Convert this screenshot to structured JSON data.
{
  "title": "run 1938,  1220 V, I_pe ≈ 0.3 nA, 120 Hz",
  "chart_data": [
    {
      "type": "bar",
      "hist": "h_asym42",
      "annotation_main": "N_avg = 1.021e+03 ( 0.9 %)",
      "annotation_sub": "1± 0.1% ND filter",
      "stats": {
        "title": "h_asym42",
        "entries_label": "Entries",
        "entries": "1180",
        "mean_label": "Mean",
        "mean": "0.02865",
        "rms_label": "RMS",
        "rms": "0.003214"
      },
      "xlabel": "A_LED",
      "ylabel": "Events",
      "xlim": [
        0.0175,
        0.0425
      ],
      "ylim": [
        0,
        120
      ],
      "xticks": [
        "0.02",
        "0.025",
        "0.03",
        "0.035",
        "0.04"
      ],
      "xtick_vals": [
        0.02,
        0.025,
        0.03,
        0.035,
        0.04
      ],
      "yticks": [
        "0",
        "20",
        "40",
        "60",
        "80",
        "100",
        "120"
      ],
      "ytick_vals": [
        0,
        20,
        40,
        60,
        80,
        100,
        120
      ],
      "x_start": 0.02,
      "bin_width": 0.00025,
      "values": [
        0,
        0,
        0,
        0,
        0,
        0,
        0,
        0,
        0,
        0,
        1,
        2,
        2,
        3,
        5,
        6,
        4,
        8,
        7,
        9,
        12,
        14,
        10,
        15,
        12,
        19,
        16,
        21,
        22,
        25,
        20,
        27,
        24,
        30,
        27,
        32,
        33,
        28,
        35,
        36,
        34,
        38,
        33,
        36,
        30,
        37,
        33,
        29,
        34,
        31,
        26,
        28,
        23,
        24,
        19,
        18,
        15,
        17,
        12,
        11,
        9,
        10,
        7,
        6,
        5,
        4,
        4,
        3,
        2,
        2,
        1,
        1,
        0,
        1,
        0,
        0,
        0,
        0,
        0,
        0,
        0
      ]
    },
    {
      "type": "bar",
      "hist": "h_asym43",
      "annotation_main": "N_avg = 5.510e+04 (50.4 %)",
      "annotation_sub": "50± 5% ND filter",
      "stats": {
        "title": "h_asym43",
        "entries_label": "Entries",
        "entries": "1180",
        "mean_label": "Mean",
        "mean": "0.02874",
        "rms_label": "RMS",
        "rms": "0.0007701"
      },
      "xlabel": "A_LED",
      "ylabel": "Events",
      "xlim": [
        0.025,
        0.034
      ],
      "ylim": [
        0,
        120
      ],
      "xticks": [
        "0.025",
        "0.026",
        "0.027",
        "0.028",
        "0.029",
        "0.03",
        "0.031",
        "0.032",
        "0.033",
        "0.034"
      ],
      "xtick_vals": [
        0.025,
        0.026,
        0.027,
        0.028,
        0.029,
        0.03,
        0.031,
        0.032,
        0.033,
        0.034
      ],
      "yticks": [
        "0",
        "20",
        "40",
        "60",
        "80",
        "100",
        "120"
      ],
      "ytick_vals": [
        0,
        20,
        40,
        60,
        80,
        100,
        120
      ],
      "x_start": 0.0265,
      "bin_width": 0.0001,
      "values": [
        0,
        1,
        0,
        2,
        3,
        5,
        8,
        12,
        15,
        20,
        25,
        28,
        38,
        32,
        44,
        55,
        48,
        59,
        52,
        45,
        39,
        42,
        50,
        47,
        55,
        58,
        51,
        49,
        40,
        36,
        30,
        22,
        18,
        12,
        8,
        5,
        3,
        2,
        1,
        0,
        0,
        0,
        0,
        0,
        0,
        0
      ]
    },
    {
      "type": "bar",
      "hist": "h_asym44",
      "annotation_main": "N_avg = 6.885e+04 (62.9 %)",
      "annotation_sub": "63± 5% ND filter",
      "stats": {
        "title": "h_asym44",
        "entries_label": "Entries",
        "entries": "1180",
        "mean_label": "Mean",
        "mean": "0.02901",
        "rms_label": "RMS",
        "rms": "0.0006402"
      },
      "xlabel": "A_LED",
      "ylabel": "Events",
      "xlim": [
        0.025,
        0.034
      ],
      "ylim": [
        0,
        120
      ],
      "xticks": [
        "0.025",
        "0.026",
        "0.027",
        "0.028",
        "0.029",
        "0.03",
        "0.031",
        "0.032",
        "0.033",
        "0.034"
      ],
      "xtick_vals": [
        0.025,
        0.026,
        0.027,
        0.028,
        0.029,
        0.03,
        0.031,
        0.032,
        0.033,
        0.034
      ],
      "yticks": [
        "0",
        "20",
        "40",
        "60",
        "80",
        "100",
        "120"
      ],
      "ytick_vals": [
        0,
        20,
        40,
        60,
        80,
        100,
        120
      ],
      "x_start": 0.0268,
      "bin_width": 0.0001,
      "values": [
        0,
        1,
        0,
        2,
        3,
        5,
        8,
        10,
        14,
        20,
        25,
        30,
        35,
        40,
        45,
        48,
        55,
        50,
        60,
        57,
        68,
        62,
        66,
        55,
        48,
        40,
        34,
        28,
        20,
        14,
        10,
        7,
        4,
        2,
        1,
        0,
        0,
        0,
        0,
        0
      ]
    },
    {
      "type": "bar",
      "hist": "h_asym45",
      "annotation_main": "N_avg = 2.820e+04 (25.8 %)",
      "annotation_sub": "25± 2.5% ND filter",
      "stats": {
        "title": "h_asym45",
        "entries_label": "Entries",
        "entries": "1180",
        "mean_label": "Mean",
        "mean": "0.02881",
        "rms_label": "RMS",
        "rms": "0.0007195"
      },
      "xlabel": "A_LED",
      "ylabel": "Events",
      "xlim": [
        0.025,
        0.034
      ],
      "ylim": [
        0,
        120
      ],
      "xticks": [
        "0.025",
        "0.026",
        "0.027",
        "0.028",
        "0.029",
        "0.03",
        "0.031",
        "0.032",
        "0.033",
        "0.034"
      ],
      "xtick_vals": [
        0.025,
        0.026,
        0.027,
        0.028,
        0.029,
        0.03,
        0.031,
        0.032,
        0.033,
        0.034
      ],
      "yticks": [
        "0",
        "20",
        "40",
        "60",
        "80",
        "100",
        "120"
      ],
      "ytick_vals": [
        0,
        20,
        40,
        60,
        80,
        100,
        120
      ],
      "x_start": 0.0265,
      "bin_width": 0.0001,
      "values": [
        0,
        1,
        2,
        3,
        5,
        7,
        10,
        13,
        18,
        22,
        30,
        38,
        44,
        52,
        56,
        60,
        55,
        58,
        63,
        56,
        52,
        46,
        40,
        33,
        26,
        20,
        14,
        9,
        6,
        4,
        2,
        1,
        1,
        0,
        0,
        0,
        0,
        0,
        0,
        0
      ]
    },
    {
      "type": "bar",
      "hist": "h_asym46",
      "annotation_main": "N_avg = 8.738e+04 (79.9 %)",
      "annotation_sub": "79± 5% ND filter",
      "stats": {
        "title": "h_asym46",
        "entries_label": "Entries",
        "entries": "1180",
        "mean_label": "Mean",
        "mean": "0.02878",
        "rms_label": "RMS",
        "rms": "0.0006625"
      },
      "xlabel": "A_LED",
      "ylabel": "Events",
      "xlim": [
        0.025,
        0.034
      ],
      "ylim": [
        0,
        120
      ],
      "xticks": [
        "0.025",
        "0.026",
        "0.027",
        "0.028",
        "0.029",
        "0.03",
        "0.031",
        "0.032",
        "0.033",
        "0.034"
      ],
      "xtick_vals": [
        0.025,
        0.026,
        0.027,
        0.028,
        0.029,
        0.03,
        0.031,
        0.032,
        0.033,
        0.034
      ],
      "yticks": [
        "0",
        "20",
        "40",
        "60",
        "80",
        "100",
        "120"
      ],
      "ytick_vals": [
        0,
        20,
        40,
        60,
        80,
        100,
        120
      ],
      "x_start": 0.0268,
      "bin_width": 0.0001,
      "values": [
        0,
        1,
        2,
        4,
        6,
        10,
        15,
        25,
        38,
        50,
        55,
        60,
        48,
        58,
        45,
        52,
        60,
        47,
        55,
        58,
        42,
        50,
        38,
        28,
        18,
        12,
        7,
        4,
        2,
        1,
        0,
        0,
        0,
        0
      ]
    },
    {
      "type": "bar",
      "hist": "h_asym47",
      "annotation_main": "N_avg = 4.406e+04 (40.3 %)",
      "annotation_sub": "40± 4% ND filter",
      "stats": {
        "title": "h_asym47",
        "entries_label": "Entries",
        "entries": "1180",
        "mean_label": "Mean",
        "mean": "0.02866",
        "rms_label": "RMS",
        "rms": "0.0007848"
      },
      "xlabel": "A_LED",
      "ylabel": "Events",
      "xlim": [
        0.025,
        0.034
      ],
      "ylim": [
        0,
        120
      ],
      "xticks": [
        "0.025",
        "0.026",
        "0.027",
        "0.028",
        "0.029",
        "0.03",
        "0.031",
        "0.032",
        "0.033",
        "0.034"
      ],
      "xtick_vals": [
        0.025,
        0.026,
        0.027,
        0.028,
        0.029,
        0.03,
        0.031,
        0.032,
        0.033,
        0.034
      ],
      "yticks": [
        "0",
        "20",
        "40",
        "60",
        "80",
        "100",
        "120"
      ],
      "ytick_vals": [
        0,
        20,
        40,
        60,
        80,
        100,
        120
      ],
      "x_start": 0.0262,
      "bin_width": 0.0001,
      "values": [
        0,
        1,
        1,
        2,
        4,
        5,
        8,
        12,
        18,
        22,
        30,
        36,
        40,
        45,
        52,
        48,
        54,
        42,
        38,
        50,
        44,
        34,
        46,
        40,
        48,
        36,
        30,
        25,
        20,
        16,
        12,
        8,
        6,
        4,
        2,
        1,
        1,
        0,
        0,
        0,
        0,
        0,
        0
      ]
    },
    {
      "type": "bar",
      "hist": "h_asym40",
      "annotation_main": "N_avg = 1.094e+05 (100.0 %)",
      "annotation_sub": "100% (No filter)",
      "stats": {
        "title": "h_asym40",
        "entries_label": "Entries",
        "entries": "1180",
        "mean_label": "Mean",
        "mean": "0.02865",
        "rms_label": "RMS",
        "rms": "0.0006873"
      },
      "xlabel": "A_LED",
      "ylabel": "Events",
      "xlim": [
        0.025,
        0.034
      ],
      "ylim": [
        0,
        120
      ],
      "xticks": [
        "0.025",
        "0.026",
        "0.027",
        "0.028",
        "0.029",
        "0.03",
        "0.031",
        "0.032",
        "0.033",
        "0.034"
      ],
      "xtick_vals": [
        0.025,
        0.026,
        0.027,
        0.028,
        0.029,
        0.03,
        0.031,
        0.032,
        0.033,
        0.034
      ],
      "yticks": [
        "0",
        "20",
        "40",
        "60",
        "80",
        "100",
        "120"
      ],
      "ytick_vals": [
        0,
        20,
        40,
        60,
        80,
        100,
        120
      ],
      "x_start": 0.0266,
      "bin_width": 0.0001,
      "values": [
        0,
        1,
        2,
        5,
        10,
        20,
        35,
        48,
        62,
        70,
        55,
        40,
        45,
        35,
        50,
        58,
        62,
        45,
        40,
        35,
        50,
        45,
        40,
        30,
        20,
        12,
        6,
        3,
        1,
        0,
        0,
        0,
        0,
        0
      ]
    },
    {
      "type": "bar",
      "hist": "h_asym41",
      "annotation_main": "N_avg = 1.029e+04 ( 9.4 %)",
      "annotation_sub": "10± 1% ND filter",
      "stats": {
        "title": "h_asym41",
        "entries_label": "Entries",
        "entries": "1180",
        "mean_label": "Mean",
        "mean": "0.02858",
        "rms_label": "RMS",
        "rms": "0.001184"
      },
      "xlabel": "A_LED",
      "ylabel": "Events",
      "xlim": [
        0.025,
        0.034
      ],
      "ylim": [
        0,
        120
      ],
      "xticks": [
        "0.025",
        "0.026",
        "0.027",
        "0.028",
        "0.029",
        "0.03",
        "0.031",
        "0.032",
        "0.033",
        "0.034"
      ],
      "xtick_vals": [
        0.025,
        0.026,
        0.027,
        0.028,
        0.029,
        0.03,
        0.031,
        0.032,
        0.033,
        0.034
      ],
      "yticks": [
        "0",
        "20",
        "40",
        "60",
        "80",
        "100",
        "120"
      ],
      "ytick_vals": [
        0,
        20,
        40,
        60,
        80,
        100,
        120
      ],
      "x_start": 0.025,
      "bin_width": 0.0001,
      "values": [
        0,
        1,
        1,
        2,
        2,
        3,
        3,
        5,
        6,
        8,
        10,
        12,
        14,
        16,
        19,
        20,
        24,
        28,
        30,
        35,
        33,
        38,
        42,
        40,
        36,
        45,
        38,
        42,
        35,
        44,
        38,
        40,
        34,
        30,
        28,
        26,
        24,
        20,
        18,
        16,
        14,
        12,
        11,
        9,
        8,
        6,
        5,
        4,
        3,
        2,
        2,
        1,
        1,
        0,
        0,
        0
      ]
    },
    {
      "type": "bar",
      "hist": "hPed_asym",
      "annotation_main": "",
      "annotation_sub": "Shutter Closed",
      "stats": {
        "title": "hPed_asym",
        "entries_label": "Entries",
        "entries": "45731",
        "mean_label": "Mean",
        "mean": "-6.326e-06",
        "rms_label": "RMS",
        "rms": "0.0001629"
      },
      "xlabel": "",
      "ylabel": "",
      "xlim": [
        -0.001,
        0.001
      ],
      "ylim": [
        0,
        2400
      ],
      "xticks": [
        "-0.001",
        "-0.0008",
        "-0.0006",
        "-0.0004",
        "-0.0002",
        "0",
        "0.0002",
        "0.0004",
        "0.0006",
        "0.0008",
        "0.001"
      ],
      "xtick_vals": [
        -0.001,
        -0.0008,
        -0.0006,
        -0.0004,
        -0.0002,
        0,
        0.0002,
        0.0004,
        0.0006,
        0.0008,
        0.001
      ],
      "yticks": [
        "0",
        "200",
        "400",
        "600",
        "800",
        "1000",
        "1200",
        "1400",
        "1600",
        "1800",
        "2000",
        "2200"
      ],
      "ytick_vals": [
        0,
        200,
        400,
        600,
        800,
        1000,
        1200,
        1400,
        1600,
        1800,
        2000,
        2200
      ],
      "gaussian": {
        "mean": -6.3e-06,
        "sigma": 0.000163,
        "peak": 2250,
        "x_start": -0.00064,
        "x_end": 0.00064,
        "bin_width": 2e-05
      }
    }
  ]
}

## Written exercise
Check each line of the records above for the string "title", and report every line that has it.

## Response for this exercise
  "title": "run 1938,  1220 V, I_pe ≈ 0.3 nA, 120 Hz",
        "title": "h_asym42",
        "title": "h_asym43",
        "title": "h_asym44",
        "title": "h_asym45",
        "title": "h_asym46",
        "title": "h_asym47",
        "title": "h_asym40",
        "title": "h_asym41",
        "title": "hPed_asym",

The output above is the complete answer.